*TASK BRIEF*
Look through the listing for the word "Home". Copy each line that has it.

○ ○ ○ ○ ○ ○ ○

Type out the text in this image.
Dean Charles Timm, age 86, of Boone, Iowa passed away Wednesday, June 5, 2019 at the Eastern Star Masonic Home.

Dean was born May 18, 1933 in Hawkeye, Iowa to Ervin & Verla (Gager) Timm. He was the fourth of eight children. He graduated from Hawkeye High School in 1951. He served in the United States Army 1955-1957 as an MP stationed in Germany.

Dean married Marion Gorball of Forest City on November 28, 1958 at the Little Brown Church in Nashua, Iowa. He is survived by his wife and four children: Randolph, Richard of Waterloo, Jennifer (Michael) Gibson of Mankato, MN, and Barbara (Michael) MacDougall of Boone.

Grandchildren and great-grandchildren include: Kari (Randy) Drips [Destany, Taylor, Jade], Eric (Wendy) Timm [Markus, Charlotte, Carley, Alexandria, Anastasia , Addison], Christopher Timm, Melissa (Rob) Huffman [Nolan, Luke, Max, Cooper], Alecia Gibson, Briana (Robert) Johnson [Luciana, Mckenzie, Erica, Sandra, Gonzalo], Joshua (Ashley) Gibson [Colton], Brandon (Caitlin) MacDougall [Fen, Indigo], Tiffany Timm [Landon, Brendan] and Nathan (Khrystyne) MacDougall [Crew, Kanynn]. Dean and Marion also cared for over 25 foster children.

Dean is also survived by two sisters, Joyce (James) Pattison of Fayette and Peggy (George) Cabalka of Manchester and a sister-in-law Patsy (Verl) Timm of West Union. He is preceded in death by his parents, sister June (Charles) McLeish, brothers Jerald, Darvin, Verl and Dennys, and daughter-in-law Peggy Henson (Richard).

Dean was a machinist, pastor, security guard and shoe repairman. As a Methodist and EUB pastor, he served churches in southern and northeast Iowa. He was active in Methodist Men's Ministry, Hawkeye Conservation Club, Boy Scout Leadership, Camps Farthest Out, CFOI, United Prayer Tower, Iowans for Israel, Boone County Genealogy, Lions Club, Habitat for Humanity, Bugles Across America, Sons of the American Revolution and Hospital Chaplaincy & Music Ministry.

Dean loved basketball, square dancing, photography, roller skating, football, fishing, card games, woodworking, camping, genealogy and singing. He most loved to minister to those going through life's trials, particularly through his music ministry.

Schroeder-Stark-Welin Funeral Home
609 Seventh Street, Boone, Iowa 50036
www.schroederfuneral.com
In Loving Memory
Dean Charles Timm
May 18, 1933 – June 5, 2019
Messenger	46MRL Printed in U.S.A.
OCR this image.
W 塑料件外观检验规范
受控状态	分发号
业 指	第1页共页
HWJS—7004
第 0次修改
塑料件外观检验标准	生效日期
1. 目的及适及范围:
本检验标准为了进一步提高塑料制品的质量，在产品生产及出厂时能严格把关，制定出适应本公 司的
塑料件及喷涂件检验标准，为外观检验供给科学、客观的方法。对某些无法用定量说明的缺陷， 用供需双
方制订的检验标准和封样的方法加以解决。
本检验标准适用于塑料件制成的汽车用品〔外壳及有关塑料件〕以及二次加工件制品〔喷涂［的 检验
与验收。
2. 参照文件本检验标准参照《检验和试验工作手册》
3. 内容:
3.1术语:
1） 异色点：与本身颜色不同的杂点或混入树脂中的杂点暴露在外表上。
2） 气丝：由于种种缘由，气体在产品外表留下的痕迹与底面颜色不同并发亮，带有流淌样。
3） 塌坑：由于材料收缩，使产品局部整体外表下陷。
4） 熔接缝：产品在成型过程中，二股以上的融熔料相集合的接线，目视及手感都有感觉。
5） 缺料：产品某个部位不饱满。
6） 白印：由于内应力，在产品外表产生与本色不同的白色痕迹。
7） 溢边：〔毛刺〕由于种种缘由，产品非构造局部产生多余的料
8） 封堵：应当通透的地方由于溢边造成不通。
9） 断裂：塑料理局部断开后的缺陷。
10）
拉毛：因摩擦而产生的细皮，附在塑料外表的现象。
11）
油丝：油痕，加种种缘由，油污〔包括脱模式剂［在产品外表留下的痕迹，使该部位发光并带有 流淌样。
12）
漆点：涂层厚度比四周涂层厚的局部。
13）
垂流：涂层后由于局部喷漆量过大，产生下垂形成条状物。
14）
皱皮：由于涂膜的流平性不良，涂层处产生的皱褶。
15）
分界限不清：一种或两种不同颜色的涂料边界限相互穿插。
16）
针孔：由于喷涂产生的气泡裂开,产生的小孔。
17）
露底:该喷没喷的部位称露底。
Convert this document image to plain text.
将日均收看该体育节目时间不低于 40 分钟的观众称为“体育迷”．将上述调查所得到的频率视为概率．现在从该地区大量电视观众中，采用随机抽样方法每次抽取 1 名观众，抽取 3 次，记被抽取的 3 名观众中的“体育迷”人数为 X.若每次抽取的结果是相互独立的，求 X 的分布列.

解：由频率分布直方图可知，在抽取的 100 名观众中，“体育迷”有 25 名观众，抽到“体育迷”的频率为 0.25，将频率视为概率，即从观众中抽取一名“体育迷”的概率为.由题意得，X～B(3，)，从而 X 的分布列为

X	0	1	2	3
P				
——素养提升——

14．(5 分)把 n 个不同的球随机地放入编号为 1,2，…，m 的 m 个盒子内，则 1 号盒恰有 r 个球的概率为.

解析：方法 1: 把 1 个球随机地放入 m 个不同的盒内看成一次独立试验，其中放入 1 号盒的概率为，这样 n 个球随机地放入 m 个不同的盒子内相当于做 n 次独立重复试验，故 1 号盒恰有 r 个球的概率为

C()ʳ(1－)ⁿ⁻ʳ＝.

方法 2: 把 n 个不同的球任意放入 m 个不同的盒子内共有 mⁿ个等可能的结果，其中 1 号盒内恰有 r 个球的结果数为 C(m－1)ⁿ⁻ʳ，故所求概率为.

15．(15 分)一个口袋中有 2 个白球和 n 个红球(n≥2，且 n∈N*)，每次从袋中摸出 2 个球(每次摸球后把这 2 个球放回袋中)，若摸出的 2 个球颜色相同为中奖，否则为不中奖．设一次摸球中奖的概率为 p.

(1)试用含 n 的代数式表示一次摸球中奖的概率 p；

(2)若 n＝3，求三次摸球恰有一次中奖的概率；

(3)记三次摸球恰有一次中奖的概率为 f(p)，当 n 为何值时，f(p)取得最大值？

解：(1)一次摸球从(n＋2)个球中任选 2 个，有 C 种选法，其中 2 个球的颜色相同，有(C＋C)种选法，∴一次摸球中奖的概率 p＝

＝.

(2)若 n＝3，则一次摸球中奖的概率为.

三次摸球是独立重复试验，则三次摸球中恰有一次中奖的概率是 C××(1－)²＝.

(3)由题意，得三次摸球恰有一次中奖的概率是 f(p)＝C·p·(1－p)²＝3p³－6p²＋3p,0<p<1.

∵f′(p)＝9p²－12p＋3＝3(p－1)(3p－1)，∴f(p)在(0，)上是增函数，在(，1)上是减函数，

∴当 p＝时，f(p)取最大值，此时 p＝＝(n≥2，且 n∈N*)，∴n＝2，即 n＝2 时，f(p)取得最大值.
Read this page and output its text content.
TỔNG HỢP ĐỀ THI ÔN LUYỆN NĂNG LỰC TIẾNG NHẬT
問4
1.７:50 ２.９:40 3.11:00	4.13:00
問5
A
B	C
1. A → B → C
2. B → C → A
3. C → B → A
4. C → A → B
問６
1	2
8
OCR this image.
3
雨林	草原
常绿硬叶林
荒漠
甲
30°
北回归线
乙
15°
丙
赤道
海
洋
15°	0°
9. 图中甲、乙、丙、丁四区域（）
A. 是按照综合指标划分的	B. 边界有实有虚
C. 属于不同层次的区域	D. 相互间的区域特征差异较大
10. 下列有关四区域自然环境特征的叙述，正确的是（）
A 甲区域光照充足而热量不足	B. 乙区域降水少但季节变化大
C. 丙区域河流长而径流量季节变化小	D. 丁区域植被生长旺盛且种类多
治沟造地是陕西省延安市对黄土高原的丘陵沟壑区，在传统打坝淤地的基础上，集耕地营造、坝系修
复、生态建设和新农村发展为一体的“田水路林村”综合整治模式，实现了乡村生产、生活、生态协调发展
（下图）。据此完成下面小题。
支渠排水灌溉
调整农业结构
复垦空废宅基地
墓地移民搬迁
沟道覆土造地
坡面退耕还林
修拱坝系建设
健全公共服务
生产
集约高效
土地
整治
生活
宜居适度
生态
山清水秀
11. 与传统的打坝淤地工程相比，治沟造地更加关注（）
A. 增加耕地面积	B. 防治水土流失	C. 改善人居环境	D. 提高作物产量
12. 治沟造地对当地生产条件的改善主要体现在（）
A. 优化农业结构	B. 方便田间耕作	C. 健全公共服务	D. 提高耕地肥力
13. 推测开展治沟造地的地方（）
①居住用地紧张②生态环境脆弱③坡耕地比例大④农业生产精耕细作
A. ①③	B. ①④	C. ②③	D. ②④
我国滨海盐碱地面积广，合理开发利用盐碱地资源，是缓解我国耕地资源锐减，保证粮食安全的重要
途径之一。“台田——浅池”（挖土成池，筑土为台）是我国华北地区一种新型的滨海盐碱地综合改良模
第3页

○ ○ ○ ○ ○ ○ ○

*ANSWER*
Dean Charles Timm, age 86, of Boone, Iowa passed away Wednesday, June 5, 2019 at the Eastern Star Masonic Home.
Schroeder-Stark-Welin Funeral Home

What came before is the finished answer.